Dataset items:

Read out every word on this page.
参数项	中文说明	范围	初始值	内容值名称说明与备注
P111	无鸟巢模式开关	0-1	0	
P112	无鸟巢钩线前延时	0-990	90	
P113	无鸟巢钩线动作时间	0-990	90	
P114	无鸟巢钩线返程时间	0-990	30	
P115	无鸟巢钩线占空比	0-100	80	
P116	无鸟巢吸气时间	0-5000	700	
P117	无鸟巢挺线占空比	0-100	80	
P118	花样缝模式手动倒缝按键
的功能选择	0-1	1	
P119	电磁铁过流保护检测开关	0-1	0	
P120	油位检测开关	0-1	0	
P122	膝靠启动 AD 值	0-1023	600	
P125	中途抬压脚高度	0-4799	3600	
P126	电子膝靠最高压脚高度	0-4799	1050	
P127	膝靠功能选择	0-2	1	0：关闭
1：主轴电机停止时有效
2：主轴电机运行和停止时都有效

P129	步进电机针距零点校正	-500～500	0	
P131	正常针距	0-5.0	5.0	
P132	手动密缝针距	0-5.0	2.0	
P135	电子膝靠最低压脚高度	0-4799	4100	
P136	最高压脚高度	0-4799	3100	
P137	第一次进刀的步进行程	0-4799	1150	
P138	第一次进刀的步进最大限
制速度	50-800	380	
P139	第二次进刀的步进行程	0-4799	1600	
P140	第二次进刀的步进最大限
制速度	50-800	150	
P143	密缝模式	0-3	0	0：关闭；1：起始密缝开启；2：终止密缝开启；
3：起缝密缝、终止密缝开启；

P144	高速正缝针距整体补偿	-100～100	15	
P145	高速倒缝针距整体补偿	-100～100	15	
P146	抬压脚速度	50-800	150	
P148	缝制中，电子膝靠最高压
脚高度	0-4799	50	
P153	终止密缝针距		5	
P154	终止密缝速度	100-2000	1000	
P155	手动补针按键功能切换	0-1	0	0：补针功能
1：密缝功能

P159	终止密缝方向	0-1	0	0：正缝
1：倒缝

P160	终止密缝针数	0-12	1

BRIEF → Each line above must be reproduced exactly as it stands.

ANSWER FOR THIS EXERCISE →
Read out every word on this page.
参数项	中文说明	范围	初始值	内容值名称说明与备注
P111	无鸟巢模式开关	0-1	0	
P112	无鸟巢钩线前延时	0-990	90	
P113	无鸟巢钩线动作时间	0-990	90	
P114	无鸟巢钩线返程时间	0-990	30	
P115	无鸟巢钩线占空比	0-100	80	
P116	无鸟巢吸气时间	0-5000	700	
P117	无鸟巢挺线占空比	0-100	80	
P118	花样缝模式手动倒缝按键
的功能选择	0-1	1	
P119	电磁铁过流保护检测开关	0-1	0	
P120	油位检测开关	0-1	0	
P122	膝靠启动 AD 值	0-1023	600	
P125	中途抬压脚高度	0-4799	3600	
P126	电子膝靠最高压脚高度	0-4799	1050	
P127	膝靠功能选择	0-2	1	0：关闭
1：主轴电机停止时有效
2：主轴电机运行和停止时都有效

P129	步进电机针距零点校正	-500～500	0	
P131	正常针距	0-5.0	5.0	
P132	手动密缝针距	0-5.0	2.0	
P135	电子膝靠最低压脚高度	0-4799	4100	
P136	最高压脚高度	0-4799	3100	
P137	第一次进刀的步进行程	0-4799	1150	
P138	第一次进刀的步进最大限
制速度	50-800	380	
P139	第二次进刀的步进行程	0-4799	1600	
P140	第二次进刀的步进最大限
制速度	50-800	150	
P143	密缝模式	0-3	0	0：关闭；1：起始密缝开启；2：终止密缝开启；
3：起缝密缝、终止密缝开启；

P144	高速正缝针距整体补偿	-100～100	15	
P145	高速倒缝针距整体补偿	-100～100	15	
P146	抬压脚速度	50-800	150	
P148	缝制中，电子膝靠最高压
脚高度	0-4799	50	
P153	终止密缝针距		5	
P154	终止密缝速度	100-2000	1000	
P155	手动补针按键功能切换	0-1	0	0：补针功能
1：密缝功能

P159	终止密缝方向	0-1	0	0：正缝
1：倒缝

P160	终止密缝针数	0-12	1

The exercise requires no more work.